# Were there many multi-gauge steam locomotives?



## Jerry McColgan (Feb 8, 2008)

We have come to associate some locomotive types with narrow gauge and others with standard gauge. Some were converted from one gauge to another.

There must be some reasons why certain types were used on one gauge but not on other gauges. Obviously no one would build a Big Boy to run on narrow gauge so I am really talking more about the Mikados and smaller locos. Size would seem to be an obvious answer but perhaps it is more complicated than that because many tiny locomotives were used on standard gauge.

Is there such a thing as a group of locos that would have been primarily narrow gauge, another list of those which were primarily standard gauge and others that were about as common on one gauge as another?

Just curious.

Jerry


----------



## Steve Stockham (Jan 2, 2008)

** Written exercise 1 **
In the data records, print the lines starting with the one containing "arrow-left-icon (694, 392, 745, 450)" and going on through the one containing "zone-b-label: B (484, 502, 525, 565)".
The forum thread above has no connection to the data records that follow.

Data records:
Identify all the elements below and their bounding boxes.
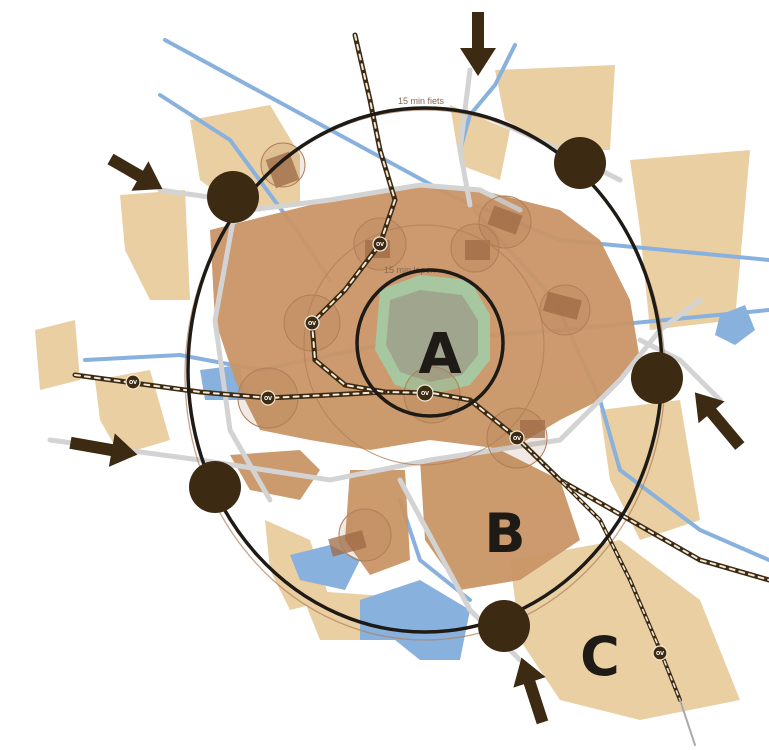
arrow-left-icon (694, 392, 745, 450)
entry-node (554, 137, 606, 189)
city-centre (375, 275, 490, 395)
arrow-down-icon (460, 12, 496, 76)
svg-text:OV: OV (308, 321, 316, 327)
ov-stop-icon: OV (652, 645, 668, 661)
ov-stop-icon: OV (509, 430, 525, 446)
entry-node (631, 352, 683, 404)
railways (72, 32, 769, 746)
arrow-right-icon (69, 433, 138, 467)
svg-text:OV: OV (129, 380, 137, 386)
zone-b-label: B (484, 502, 525, 565)
svg-text:OV: OV (376, 242, 384, 248)
zone-c-label: C (580, 625, 620, 688)
walk-ring-label: 15 min lopen (384, 265, 436, 275)
svg-text:OV: OV (264, 396, 272, 402)
ov-stop-icon: OV (304, 315, 320, 331)
svg-text:OV: OV (421, 391, 429, 397)
walk-ring (303, 224, 545, 466)
svg-text:OV: OV (513, 436, 521, 442)
access-arrows (69, 12, 745, 725)
arrow-up-icon (513, 657, 549, 725)
svg-text:OV: OV (656, 651, 664, 657)
entry-nodes (189, 137, 683, 652)
entry-node (207, 171, 259, 223)
entry-node (189, 461, 241, 513)
ov-stop-icon: OV (260, 390, 276, 406)
entry-node (478, 600, 530, 652)
zone-a-label: A (418, 322, 462, 387)
ov-stop-icon: OV (125, 374, 141, 390)
ov-stops: OV OV OV OV OV OV OV (125, 236, 668, 661)
ov-stop-icon: OV (372, 236, 388, 252)
ov-stop-icon: OV (416, 384, 434, 402)
arrow-right-icon (107, 153, 163, 191)
cycle-ring-label: 15 min fiets (398, 96, 445, 106)
inner-ring (355, 268, 505, 418)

** Written exercise 2 **
Write what comes next in the forum thread on steam locomotive gauges, picking up after its last line.

** Reply 1 **
arrow-left-icon (694, 392, 745, 450)
entry-node (554, 137, 606, 189)
city-centre (375, 275, 490, 395)
arrow-down-icon (460, 12, 496, 76)
svg-text:OV: OV (308, 321, 316, 327)
ov-stop-icon: OV (652, 645, 668, 661)
ov-stop-icon: OV (509, 430, 525, 446)
entry-node (631, 352, 683, 404)
railways (72, 32, 769, 746)
arrow-right-icon (69, 433, 138, 467)
svg-text:OV: OV (129, 380, 137, 386)
zone-b-label: B (484, 502, 525, 565)

** Reply 2 **
Jerry,
You actually partially answered your own question. The smaller locomotive wheel arangements were utilized both on standard and narrow gauges. The 4-4-0 American, 2-6-0 Mogul, 2-8-0 Consolidation, 4-6-0 Ten Wheeler, 2-8-2 Mikado were all regular designs for both standard and narrow gauge although the 4-4-0 and 2-6-0 especially were seen in standard gauge more in the 19th century. The 2-4-2 and 2-6-2 wheel arangements were designed to move both ways equally well and as such were seen more on narrow gauge whereas the 0-6-0 and 0-4-0 switchers were seen more on standard gauge roads. The 4-4-2 Atlantic was a standard gauge design with only one narrow gauge example. The 4-6-2 Pacific was also a standard gauge design. Narrow gauge locomotives never had exceptionally large drivers that were required for speed. They were always squat, low riding relatively small drivered locomotives. The 2-8-2 Mikado was about as large as a narrow gauge locomotive would ever get. Even then, in order to need the extra wheels, the engine had to be outside frame so that the boiler would be large enough for the firebox to require a trailing truck. Anything larger was standard gauge only. Geared locomotives came in all gauges.

By the time the 2-8-2 Mikados were starting to show up the narrow gauge had already begun it's decline. 2-6-0 Moguls would survive for a couple of decades on some narrow gauge roads like the C&S but for the most part, the 2-8-0 Consolidation became the workhorse of the narrow gauge. Mikados like the new Class 125 (later known as the K-27) were considered "monster locomotives" and were too big for some of the branches. They were restricted to running on "improved" trackage that had heavier rail and reinforced bridges and trestles. It's ironic that the K-36 2-8-2 Mikado is the main motive power for the Durango & Silverton as well as the Cumbres & Toltec Scenic RR (both part of the original D&RGW narrow gauge system) and that the 2-8-2 Mikado is also the main motive power for the East Broad Top as these are three of the five best known narrow gauge roads still in existence.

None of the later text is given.